De la raison – Du choix (M.a.J.)


Aïe, ça y est, Bizeul nous assène une nouvelle leçon de philosophie. Non, non, les amis, rassurez vous. Mais s’il est tard, que vous avez un peu de mal à dormir, vous pouvez  toujours aller ICI retrouver l’ami Kant ;-))

Non, en faisant un grand tour des vignes, aujourd’hui, pour contrôles phyto et histoire de commencer à « sentir » l’ambiance du millésime, j’ai eu, pendant de longs moments, des pensées pour les vignerons français hors Sud-Est. Coups de fil hier chez des copains bordelais, visites de vignerons du Lot, nouvelles par mail de la Loire, révélations pudiques sur les forums, ce n’est plus un secret pour les amateurs de vins : l’année est extrêmement difficile au niveau phyto, à cause d’une météo calamiteuse. Oidïum, mildiou, grêle, certains vignobles ne sont pas à la fête… Même ici, comme je le disais hier, il aura fallu être à l’affût, car cette année, la moindre erreur était fatale…

Comme certains le savent,  nous avons choisi, au Clos des Fées, de pratiquer un mode de culture que nous pourrions appeler  « raisonné extrême ». En deux mots, on essaie de cultiver le plus « naturel » possible.  En observant, mesurant, piégeant, on ne traite que lorsque c’est indispensable, au moment où c’est indispensable, aux doses minimum mais recommandées, avec les produits les plus naturels possibles, étendus avec un matériel parfaitement étalonné. Pour autant, lorsque c’est nécessaire et inévitable pour avoir des raisins parfaitement sains, nous ne refusons pas d’appliquer, parfois sur certaines parties de parcelles de certaines cépages et pas ailleurs, un produit de synthèse. Dans ce cas, nous cherchons toujours le plus performant pour l’environnement ou la faune auxiliaire, ce qui veut dire presque en général, le plus cher et le plus récent… Pratiquement chaque année, en dehors des plantations qui sont désherbées et des fossés, nous respectons le cahier des charges « bio ». Certaines années, comme 2007, non. Nous aurons utilisé cette année un peu de pénétrant anti-mildiou (1 passage) sur 20 % des vignes et 1 IBS sur certains carignan. Le résultat fait plaisir à voir et, si tout continue comme cela, se sont de véritables « raisins de bouche » que nous ramasserons. Enfin, ne vendons pas la peau du raisin avant de l’avoir récoltée ;-). Donc, tout va bien, pourvu que ça dure.

> Matériel fourni:

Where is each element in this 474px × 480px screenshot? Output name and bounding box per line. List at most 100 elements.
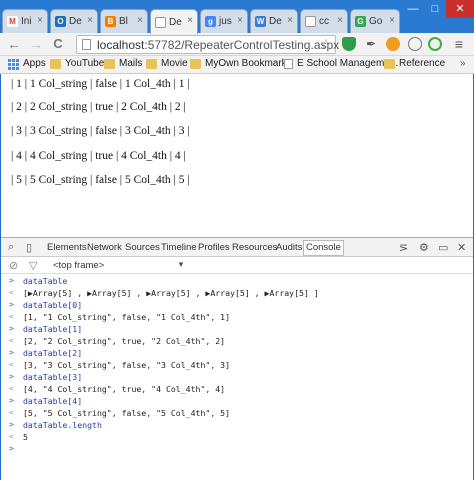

> Consigne:
Dans le billet, recopiez le passage qui commence à « De la raison » et se termine à « l’ami Kant ;-)) », en remplaçant « philosophie » par « morale ».

> Réponse:
De la raison – Du choix (M.a.J.)


Aïe, ça y est, Bizeul nous assène une nouvelle leçon de morale. Non, non, les amis, rassurez vous. Mais s’il est tard, que vous avez un peu de mal à dormir, vous pouvez  toujours aller ICI retrouver l’ami Kant ;-))